Chart and figure data:
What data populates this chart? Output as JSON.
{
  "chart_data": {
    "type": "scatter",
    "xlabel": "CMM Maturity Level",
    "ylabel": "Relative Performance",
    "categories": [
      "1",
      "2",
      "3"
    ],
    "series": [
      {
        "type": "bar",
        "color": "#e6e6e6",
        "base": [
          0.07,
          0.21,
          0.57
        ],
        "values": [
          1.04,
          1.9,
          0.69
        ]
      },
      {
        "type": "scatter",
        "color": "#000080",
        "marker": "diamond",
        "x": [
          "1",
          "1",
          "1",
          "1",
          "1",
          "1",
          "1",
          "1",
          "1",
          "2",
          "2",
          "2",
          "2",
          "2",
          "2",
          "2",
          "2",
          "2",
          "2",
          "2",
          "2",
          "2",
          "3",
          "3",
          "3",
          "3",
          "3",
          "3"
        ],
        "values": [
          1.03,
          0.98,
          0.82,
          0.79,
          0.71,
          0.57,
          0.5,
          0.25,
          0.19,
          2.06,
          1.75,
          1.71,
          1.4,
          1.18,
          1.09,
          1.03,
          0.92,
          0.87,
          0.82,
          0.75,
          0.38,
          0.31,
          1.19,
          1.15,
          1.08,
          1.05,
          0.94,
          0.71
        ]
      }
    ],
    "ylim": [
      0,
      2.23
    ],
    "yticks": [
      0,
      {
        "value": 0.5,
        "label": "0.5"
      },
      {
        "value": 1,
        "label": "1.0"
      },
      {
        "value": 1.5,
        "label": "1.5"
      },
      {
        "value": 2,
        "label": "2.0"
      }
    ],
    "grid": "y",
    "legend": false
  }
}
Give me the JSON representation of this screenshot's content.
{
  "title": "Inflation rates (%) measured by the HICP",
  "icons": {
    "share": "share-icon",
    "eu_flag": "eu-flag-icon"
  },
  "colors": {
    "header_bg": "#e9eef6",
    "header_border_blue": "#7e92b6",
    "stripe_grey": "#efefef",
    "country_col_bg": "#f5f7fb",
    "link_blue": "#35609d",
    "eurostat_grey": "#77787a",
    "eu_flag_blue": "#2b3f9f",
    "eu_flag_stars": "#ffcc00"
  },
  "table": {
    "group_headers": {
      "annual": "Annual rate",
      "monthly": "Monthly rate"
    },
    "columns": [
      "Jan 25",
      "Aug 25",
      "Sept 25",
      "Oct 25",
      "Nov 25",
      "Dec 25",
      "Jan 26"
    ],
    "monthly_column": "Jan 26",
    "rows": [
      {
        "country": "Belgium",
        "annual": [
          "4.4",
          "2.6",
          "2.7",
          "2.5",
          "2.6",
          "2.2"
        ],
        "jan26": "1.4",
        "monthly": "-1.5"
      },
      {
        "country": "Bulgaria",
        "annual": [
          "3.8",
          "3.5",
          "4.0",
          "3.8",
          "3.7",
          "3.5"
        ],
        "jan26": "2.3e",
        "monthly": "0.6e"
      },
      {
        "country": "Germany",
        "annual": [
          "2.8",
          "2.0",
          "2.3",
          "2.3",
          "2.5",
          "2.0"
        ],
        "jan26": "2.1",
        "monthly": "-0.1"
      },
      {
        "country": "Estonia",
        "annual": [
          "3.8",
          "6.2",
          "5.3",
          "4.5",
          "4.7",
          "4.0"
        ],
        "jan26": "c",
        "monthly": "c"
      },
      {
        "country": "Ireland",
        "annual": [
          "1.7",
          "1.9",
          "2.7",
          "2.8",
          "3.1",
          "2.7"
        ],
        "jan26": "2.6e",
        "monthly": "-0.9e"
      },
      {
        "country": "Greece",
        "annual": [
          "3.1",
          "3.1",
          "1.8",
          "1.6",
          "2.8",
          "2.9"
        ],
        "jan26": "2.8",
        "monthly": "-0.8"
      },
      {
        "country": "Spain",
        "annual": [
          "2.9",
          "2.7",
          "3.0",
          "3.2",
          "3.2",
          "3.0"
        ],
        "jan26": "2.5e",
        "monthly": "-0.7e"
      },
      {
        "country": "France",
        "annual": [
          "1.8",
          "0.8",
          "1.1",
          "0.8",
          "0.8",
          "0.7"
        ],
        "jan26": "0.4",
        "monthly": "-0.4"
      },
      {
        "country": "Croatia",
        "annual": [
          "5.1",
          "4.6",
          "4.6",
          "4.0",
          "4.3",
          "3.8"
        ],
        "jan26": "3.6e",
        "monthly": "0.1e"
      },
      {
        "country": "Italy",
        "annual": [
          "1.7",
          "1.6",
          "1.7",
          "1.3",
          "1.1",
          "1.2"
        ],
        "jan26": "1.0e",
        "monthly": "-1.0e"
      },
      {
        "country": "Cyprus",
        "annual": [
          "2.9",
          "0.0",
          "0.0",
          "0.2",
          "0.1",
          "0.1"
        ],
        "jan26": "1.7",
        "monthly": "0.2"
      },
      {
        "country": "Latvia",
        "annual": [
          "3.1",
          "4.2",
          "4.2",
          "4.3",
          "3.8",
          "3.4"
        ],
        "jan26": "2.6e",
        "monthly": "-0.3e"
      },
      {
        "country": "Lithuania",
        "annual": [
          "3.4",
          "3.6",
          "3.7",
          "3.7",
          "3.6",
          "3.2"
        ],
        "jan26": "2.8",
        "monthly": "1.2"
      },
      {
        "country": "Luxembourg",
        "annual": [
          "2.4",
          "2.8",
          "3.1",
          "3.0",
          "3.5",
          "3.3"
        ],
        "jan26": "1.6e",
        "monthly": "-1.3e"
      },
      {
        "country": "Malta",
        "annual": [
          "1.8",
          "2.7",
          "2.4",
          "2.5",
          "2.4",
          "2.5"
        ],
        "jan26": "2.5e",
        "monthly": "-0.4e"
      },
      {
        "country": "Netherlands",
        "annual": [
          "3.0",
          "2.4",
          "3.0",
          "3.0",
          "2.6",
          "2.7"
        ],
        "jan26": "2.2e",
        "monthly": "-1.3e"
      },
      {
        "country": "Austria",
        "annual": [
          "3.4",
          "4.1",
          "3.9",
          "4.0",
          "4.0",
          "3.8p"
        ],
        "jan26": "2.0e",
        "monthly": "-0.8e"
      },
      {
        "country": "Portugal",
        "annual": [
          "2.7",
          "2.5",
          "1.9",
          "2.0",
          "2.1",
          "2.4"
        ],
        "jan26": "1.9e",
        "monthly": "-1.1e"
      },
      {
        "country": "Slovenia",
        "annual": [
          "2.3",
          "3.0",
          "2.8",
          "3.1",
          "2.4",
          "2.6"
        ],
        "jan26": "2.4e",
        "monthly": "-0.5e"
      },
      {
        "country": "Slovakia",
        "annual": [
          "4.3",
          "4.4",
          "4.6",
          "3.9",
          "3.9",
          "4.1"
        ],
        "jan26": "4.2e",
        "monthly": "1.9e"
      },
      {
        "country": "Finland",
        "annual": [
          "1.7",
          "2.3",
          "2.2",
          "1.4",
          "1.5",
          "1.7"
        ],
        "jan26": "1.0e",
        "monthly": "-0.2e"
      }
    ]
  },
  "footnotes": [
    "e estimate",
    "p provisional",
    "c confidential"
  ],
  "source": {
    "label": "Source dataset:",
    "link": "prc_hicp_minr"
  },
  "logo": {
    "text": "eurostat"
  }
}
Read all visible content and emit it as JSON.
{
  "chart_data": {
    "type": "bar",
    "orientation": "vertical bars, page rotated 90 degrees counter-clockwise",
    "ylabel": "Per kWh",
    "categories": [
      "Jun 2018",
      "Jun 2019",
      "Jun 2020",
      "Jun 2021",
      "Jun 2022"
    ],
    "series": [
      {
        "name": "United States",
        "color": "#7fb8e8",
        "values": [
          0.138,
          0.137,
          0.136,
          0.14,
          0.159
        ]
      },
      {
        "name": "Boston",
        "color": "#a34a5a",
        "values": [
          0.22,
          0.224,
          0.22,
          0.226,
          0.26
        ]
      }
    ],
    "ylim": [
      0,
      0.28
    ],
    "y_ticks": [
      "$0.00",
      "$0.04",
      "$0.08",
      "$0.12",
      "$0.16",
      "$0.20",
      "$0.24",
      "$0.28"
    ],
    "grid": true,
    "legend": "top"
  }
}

SET TASK - Scan the records above for the string "content", then report every line that contains it.

CORRECT RESULT -
Give me the JSON representation of this screenshot's content.
Read all visible content and emit it as JSON.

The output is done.